----- ITEMS

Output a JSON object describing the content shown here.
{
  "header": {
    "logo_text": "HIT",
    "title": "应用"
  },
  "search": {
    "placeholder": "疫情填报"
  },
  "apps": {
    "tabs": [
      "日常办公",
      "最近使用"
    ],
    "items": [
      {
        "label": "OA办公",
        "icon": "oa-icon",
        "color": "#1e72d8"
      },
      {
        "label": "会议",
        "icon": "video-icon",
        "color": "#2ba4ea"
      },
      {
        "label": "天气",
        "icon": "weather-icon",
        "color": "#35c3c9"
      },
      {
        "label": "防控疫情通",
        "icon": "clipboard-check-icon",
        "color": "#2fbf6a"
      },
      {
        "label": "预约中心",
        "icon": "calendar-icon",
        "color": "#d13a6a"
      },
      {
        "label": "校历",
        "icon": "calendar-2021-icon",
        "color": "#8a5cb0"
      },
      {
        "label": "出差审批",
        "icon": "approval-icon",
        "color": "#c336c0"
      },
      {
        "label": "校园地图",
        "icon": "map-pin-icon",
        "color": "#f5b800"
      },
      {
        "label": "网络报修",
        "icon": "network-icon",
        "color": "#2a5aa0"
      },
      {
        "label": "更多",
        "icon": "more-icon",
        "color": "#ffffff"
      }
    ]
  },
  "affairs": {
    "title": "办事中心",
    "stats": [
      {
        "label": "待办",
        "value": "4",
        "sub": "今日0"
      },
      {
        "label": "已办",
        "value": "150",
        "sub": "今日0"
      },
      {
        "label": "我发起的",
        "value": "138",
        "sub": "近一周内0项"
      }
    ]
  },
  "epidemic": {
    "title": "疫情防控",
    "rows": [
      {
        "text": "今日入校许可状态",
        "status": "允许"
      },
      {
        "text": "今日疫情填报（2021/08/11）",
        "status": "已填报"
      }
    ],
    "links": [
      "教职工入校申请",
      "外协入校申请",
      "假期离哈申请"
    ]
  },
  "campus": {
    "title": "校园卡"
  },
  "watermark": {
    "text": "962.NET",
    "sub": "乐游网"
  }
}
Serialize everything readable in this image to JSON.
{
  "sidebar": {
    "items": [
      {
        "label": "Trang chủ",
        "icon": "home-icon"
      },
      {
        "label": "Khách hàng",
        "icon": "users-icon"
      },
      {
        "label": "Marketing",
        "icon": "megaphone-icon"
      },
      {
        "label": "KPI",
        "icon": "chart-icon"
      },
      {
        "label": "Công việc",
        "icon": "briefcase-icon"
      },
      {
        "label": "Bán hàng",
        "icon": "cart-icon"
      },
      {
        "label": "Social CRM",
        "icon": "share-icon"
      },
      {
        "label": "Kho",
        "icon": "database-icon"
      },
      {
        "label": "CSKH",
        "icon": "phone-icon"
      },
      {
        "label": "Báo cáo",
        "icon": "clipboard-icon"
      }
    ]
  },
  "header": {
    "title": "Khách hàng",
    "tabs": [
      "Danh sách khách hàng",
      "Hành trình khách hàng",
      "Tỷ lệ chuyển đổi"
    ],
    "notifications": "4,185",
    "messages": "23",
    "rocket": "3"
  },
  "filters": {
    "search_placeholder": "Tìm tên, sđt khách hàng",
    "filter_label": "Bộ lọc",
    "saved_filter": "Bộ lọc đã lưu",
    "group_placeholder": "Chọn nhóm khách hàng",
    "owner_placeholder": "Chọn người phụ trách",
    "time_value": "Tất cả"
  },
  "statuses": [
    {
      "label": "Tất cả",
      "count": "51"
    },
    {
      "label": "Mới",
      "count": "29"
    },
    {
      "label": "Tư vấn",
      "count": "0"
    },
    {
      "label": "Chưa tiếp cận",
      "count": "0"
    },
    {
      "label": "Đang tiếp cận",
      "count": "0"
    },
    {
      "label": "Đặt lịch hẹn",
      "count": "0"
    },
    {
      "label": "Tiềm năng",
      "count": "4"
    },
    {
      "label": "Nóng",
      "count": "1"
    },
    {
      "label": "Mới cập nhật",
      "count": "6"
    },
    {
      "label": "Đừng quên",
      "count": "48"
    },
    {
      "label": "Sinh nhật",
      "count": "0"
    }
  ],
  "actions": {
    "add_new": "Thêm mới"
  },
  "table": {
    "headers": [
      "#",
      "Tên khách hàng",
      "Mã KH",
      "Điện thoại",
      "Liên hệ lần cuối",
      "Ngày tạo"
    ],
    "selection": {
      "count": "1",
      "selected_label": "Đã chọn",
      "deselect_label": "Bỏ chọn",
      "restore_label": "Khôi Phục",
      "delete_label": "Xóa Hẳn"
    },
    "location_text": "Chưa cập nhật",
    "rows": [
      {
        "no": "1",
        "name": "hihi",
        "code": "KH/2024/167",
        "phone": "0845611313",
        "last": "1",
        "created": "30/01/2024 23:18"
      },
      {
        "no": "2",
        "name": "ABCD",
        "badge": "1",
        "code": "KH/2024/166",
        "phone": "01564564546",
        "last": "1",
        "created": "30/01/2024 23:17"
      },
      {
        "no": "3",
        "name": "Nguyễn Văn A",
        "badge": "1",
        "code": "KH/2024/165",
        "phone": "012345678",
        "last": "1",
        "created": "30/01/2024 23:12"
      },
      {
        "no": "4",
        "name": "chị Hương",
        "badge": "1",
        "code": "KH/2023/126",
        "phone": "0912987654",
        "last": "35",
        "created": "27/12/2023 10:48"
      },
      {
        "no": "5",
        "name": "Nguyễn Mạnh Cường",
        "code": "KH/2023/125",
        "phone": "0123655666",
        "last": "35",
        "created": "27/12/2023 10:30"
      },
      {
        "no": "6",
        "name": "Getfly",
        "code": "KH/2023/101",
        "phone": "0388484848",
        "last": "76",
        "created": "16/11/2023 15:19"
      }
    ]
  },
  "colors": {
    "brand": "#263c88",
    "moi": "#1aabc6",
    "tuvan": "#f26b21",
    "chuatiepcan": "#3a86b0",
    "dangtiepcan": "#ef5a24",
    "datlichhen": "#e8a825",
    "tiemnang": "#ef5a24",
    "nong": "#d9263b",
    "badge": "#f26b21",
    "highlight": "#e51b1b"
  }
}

----------

SHORT PROBLEM>
From the listing above, copy every line that includes the word "JSON".

REPLY>
Output a JSON object describing the content shown here.
Serialize everything readable in this image to JSON.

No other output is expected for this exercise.